▶ Instructions to follow: Write out all records as given; omit images.

******

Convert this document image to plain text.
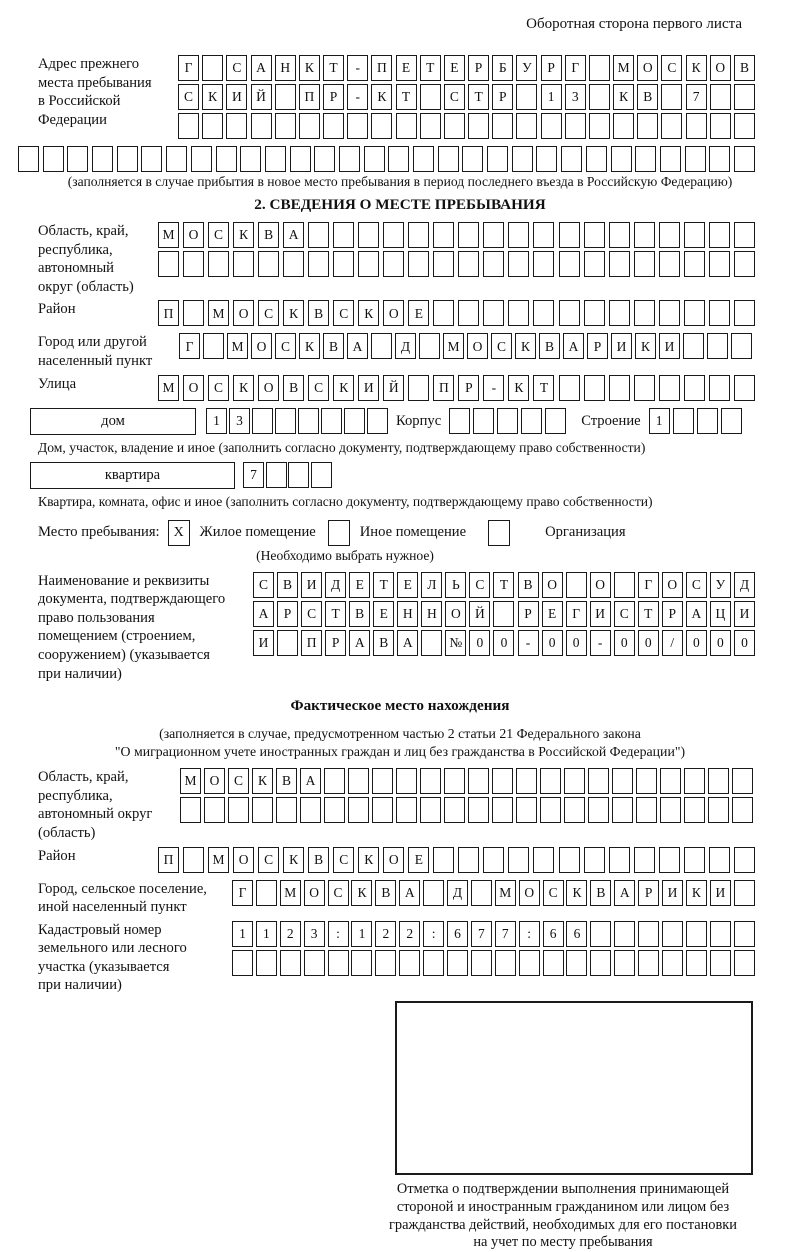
Оборотная сторона первого листа
Адрес прежнего
места пребывания
в Российской
Федерации
Г	С	А	Н	К	Т	-	П	Е	Т	Е	Р	Б	У	Р	Г	М О	С	К	О	В
С	К	И	Й	П	Р	-	К	Т	С	Т	Р	1	3	К	В	7
(заполняется в случае прибытия в новое место пребывания в период последнего въезда в Российскую Федерацию)
2. СВЕДЕНИЯ О МЕСТЕ ПРЕБЫВАНИЯ
Область, край,
республика,
автономный
округ (область)
М	О	С	К	В	А
Район	П	М	О	С	К	В	С	К	О	Е
Город или другой
населенный пункт
Г	М О	С	К	В	А	Д	М О	С	К	В	А	Р	И	К	И
Улица	М	О	С	К	О	В	С	К	И	Й	П	Р	-	К	Т
дом	1	3	Корпус	Строение	1
Дом, участок, владение и иное (заполнить согласно документу, подтверждающему право собственности)
квартира	7
Квартира, комната, офис и иное (заполнить согласно документу, подтверждающему право собственности)
Место пребывания: X	Жилое помещение	Иное помещение	Организация
(Необходимо выбрать нужное)
Наименование и реквизиты
документа, подтверждающего
право пользования
помещением (строением,
сооружением) (указывается
при наличии)
С	В	И	Д	Е	Т	Е	Л	Ь	С	Т	В	О	О	Г	О	С	У	Д
А	Р	С	Т	В	Е	Н	Н	О	Й	Р	Е	Г	И	С	Т	Р	А	Ц	И
И	П	Р	А	В	А	№	0	0	-	0	0	-	0	0	/	0	0	0
Фактическое место нахождения
(заполняется в случае, предусмотренном частью 2 статьи 21 Федерального закона
"О миграционном учете иностранных граждан и лиц без гражданства в Российской Федерации")
Область, край,
республика,
автономный округ
(область)
М О	С	К	В	А
Район	П	М	О	С	К	В	С	К	О	Е
Город, сельское поселение,
иной населенный пункт
Г	М О	С	К	В	А	Д	М О	С	К	В	А	Р	И	К	И
Кадастровый номер
земельного или лесного
участка (указывается
при наличии)
1	1	2	3	:	1	2	2	:	6	7	7	:	6	6
Отметка о подтверждении выполнения принимающей
стороной и иностранным гражданином или лицом без
гражданства действий, необходимых для его постановки
на учет по месту пребывания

******

▶ Expected answer:
Convert this document image to plain text.
Оборотная сторона первого листа
Адрес прежнего
места пребывания
в Российской
Федерации
Г	С	А	Н	К	Т	-	П	Е	Т	Е	Р	Б	У	Р	Г	М О	С	К	О	В
С	К	И	Й	П	Р	-	К	Т	С	Т	Р	1	3	К	В	7
(заполняется в случае прибытия в новое место пребывания в период последнего въезда в Российскую Федерацию)
2. СВЕДЕНИЯ О МЕСТЕ ПРЕБЫВАНИЯ
Область, край,
республика,
автономный
округ (область)
М	О	С	К	В	А
Район	П	М	О	С	К	В	С	К	О	Е
Город или другой
населенный пункт
Г	М О	С	К	В	А	Д	М О	С	К	В	А	Р	И	К	И
Улица	М	О	С	К	О	В	С	К	И	Й	П	Р	-	К	Т
дом	1	3	Корпус	Строение	1
Дом, участок, владение и иное (заполнить согласно документу, подтверждающему право собственности)
квартира	7
Квартира, комната, офис и иное (заполнить согласно документу, подтверждающему право собственности)
Место пребывания: X	Жилое помещение	Иное помещение	Организация
(Необходимо выбрать нужное)
Наименование и реквизиты
документа, подтверждающего
право пользования
помещением (строением,
сооружением) (указывается
при наличии)
С	В	И	Д	Е	Т	Е	Л	Ь	С	Т	В	О	О	Г	О	С	У	Д
А	Р	С	Т	В	Е	Н	Н	О	Й	Р	Е	Г	И	С	Т	Р	А	Ц	И
И	П	Р	А	В	А	№	0	0	-	0	0	-	0	0	/	0	0	0
Фактическое место нахождения
(заполняется в случае, предусмотренном частью 2 статьи 21 Федерального закона
"О миграционном учете иностранных граждан и лиц без гражданства в Российской Федерации")
Область, край,
республика,
автономный округ
(область)
М О	С	К	В	А
Район	П	М	О	С	К	В	С	К	О	Е
Город, сельское поселение,
иной населенный пункт
Г	М О	С	К	В	А	Д	М О	С	К	В	А	Р	И	К	И
Кадастровый номер
земельного или лесного
участка (указывается
при наличии)
1	1	2	3	:	1	2	2	:	6	7	7	:	6	6
Отметка о подтверждении выполнения принимающей
стороной и иностранным гражданином или лицом без
гражданства действий, необходимых для его постановки
на учет по месту пребывания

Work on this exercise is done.